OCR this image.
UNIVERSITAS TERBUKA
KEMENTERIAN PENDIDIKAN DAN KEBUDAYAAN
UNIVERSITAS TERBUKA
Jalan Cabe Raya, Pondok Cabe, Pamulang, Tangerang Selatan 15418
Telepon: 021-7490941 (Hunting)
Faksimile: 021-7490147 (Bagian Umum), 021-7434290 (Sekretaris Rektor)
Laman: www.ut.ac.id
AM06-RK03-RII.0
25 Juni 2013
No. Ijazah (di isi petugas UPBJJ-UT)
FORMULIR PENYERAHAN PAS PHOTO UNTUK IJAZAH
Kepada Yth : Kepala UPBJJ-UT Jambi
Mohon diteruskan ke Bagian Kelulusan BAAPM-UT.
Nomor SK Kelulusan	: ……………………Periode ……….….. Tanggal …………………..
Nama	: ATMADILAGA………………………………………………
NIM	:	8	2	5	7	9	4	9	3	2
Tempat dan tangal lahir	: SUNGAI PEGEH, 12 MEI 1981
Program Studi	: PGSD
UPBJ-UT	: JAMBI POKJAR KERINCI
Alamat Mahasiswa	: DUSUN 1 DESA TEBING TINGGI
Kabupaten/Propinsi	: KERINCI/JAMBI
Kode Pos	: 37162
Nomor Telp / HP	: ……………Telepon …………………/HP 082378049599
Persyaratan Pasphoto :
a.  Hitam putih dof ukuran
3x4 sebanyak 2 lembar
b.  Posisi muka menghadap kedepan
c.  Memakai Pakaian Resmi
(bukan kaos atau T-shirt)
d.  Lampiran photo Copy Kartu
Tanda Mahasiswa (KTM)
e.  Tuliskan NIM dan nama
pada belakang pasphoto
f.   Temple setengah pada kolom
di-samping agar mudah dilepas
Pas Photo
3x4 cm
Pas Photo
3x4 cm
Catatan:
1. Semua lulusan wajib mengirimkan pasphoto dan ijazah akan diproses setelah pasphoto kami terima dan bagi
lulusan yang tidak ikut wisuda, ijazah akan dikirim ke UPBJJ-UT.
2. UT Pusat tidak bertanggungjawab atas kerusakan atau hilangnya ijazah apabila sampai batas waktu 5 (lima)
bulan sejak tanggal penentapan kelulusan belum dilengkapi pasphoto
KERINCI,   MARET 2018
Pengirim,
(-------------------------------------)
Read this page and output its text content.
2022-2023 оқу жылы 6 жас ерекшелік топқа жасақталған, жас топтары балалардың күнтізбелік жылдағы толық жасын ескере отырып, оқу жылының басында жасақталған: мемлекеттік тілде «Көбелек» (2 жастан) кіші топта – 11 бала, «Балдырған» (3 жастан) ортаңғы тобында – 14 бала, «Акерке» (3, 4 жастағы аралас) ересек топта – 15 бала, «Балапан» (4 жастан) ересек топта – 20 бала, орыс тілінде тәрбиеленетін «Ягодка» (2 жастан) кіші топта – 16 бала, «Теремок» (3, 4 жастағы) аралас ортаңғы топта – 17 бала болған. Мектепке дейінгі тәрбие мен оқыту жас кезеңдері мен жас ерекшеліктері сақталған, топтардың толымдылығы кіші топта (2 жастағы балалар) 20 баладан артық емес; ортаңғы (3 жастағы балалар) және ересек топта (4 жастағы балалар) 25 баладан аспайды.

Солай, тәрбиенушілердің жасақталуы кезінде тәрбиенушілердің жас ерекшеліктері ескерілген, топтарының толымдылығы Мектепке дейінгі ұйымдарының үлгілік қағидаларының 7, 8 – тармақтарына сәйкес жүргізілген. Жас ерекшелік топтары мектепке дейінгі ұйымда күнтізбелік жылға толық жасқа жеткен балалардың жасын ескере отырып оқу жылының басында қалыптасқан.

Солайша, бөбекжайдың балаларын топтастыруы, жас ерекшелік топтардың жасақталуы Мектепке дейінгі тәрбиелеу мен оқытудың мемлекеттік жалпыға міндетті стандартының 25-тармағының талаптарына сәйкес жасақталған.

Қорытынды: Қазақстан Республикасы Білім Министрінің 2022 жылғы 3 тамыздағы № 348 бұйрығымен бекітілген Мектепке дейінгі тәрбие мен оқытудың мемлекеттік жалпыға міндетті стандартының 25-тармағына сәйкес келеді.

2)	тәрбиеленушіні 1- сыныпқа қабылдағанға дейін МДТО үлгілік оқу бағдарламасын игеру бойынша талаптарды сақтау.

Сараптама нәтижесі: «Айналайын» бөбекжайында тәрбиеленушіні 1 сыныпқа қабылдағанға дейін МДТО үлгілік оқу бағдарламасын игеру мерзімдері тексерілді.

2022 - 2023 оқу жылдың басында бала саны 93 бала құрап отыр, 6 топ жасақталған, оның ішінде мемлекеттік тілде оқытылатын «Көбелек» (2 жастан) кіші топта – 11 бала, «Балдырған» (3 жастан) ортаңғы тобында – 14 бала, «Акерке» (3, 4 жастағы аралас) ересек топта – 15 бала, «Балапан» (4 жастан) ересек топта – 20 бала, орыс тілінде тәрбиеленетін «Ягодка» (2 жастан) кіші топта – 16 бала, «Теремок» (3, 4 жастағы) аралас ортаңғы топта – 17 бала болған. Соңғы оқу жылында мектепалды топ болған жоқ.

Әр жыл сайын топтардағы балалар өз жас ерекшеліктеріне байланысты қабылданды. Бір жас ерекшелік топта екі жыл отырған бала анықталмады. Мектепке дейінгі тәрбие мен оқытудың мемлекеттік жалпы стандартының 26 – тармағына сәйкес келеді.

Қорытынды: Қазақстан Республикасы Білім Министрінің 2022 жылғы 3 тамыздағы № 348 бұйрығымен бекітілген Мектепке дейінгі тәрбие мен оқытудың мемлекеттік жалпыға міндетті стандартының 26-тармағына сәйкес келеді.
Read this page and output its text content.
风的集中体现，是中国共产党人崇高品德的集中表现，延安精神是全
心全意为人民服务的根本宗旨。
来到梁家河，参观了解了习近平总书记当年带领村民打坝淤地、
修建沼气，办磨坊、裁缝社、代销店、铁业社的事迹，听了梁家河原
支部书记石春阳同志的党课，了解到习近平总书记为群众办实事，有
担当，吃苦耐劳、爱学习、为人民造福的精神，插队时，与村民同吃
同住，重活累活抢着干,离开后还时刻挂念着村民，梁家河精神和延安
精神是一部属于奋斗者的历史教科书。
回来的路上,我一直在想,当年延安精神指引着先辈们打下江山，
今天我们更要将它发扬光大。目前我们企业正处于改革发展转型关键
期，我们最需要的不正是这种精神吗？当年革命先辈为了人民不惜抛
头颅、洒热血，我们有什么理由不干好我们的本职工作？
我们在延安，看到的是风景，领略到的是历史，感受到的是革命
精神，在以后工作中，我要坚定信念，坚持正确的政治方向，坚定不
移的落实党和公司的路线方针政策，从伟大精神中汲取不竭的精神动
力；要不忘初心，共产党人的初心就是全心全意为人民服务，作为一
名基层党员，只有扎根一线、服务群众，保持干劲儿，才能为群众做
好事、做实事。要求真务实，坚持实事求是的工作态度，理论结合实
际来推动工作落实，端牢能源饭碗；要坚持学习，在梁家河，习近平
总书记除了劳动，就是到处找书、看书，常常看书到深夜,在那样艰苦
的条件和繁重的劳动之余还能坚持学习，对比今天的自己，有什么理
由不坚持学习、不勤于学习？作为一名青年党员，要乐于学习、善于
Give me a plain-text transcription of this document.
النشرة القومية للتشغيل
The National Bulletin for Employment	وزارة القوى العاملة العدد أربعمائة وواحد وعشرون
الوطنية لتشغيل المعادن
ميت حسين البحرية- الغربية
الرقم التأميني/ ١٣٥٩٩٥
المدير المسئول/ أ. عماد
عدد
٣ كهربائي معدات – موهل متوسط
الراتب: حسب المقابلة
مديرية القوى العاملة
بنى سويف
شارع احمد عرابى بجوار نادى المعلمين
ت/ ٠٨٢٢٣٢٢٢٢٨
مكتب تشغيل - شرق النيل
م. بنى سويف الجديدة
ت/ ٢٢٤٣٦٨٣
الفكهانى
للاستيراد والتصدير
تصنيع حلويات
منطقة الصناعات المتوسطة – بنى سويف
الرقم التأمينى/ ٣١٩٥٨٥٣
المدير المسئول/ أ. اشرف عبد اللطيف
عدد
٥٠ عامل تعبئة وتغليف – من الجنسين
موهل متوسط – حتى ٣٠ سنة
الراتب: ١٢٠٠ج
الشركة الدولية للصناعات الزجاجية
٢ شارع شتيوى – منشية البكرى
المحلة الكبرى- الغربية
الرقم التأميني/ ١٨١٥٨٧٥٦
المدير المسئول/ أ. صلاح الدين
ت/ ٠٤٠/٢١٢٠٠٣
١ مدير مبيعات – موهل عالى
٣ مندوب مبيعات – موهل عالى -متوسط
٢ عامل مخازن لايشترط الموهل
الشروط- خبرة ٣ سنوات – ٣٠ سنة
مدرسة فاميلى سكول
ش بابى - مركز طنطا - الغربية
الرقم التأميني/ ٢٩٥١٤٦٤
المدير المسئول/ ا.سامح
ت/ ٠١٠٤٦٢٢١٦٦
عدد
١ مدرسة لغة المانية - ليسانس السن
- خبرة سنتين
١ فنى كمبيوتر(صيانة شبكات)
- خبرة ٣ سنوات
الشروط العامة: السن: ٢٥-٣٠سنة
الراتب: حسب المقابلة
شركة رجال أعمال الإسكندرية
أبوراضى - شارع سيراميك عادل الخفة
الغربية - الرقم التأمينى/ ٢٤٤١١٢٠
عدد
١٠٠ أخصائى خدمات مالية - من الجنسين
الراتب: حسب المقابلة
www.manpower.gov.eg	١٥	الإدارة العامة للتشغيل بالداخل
————
■ **Exercise details**: In the entries above, identify each line that includes the string "сыныпқа", then copy it.

■ **Complete output**:
2)	тәрбиеленушіні 1- сыныпқа қабылдағанға дейін МДТО үлгілік оқу бағдарламасын игеру бойынша талаптарды сақтау.
Сараптама нәтижесі: «Айналайын» бөбекжайында тәрбиеленушіні 1 сыныпқа қабылдағанға дейін МДТО үлгілік оқу бағдарламасын игеру мерзімдері тексерілді.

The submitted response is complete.